Exercise details
Your task is to output the entries below word for word.

== Material for this exercise

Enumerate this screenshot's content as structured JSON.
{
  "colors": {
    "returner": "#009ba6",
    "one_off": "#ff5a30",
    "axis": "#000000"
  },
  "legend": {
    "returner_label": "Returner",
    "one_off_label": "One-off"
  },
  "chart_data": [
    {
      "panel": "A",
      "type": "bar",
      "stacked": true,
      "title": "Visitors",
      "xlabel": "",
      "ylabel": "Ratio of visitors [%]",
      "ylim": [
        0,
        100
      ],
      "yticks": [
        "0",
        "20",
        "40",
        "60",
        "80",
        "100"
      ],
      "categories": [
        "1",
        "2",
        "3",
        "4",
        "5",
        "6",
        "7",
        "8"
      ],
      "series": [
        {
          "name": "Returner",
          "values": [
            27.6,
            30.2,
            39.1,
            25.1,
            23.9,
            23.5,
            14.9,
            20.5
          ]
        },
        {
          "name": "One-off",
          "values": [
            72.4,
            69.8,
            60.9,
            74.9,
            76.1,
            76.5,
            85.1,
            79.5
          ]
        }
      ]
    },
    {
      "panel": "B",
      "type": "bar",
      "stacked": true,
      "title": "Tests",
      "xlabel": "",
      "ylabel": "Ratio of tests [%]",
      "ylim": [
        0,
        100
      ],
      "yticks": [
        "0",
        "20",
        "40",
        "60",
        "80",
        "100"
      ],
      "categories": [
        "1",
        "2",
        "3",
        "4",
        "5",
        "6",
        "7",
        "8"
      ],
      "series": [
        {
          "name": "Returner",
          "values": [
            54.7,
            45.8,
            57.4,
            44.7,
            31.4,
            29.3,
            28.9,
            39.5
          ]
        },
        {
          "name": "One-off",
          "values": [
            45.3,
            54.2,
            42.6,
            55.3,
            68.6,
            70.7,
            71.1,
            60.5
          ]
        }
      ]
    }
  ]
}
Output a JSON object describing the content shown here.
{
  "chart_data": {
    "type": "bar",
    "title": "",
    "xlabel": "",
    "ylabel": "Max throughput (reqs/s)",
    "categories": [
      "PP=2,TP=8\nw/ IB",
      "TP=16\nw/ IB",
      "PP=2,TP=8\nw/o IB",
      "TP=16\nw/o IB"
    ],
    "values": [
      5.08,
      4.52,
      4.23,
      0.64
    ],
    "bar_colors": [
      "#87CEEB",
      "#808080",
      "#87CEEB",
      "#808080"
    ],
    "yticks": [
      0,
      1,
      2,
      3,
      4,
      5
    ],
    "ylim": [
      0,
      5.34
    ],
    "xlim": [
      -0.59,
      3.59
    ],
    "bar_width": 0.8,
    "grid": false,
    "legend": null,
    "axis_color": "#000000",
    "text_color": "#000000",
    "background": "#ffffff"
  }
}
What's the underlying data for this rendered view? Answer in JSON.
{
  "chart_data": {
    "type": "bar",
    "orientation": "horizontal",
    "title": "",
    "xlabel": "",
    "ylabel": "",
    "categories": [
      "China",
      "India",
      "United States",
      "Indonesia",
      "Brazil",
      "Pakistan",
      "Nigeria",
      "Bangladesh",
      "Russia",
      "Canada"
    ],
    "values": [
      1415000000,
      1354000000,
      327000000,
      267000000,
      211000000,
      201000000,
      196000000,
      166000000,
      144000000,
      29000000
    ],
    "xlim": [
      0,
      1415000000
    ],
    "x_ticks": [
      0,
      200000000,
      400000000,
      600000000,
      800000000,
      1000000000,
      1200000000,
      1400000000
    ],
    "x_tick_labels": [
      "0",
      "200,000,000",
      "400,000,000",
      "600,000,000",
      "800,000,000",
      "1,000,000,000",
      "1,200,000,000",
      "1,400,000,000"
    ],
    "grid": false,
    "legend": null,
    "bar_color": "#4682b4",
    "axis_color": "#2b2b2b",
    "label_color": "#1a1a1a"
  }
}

====

Answer
Enumerate this screenshot's content as structured JSON.
{
  "colors": {
    "returner": "#009ba6",
    "one_off": "#ff5a30",
    "axis": "#000000"
  },
  "legend": {
    "returner_label": "Returner",
    "one_off_label": "One-off"
  },
  "chart_data": [
    {
      "panel": "A",
      "type": "bar",
      "stacked": true,
      "title": "Visitors",
      "xlabel": "",
      "ylabel": "Ratio of visitors [%]",
      "ylim": [
        0,
        100
      ],
      "yticks": [
        "0",
        "20",
        "40",
        "60",
        "80",
        "100"
      ],
      "categories": [
        "1",
        "2",
        "3",
        "4",
        "5",
        "6",
        "7",
        "8"
      ],
      "series": [
        {
          "name": "Returner",
          "values": [
            27.6,
            30.2,
            39.1,
            25.1,
            23.9,
            23.5,
            14.9,
            20.5
          ]
        },
        {
          "name": "One-off",
          "values": [
            72.4,
            69.8,
            60.9,
            74.9,
            76.1,
            76.5,
            85.1,
            79.5
          ]
        }
      ]
    },
    {
      "panel": "B",
      "type": "bar",
      "stacked": true,
      "title": "Tests",
      "xlabel": "",
      "ylabel": "Ratio of tests [%]",
      "ylim": [
        0,
        100
      ],
      "yticks": [
        "0",
        "20",
        "40",
        "60",
        "80",
        "100"
      ],
      "categories": [
        "1",
        "2",
        "3",
        "4",
        "5",
        "6",
        "7",
        "8"
      ],
      "series": [
        {
          "name": "Returner",
          "values": [
            54.7,
            45.8,
            57.4,
            44.7,
            31.4,
            29.3,
            28.9,
            39.5
          ]
        },
        {
          "name": "One-off",
          "values": [
            45.3,
            54.2,
            42.6,
            55.3,
            68.6,
            70.7,
            71.1,
            60.5
          ]
        }
      ]
    }
  ]
}
Output a JSON object describing the content shown here.
{
  "chart_data": {
    "type": "bar",
    "title": "",
    "xlabel": "",
    "ylabel": "Max throughput (reqs/s)",
    "categories": [
      "PP=2,TP=8\nw/ IB",
      "TP=16\nw/ IB",
      "PP=2,TP=8\nw/o IB",
      "TP=16\nw/o IB"
    ],
    "values": [
      5.08,
      4.52,
      4.23,
      0.64
    ],
    "bar_colors": [
      "#87CEEB",
      "#808080",
      "#87CEEB",
      "#808080"
    ],
    "yticks": [
      0,
      1,
      2,
      3,
      4,
      5
    ],
    "ylim": [
      0,
      5.34
    ],
    "xlim": [
      -0.59,
      3.59
    ],
    "bar_width": 0.8,
    "grid": false,
    "legend": null,
    "axis_color": "#000000",
    "text_color": "#000000",
    "background": "#ffffff"
  }
}
What's the underlying data for this rendered view? Answer in JSON.
{
  "chart_data": {
    "type": "bar",
    "orientation": "horizontal",
    "title": "",
    "xlabel": "",
    "ylabel": "",
    "categories": [
      "China",
      "India",
      "United States",
      "Indonesia",
      "Brazil",
      "Pakistan",
      "Nigeria",
      "Bangladesh",
      "Russia",
      "Canada"
    ],
    "values": [
      1415000000,
      1354000000,
      327000000,
      267000000,
      211000000,
      201000000,
      196000000,
      166000000,
      144000000,
      29000000
    ],
    "xlim": [
      0,
      1415000000
    ],
    "x_ticks": [
      0,
      200000000,
      400000000,
      600000000,
      800000000,
      1000000000,
      1200000000,
      1400000000
    ],
    "x_tick_labels": [
      "0",
      "200,000,000",
      "400,000,000",
      "600,000,000",
      "800,000,000",
      "1,000,000,000",
      "1,200,000,000",
      "1,400,000,000"
    ],
    "grid": false,
    "legend": null,
    "bar_color": "#4682b4",
    "axis_color": "#2b2b2b",
    "label_color": "#1a1a1a"
  }
}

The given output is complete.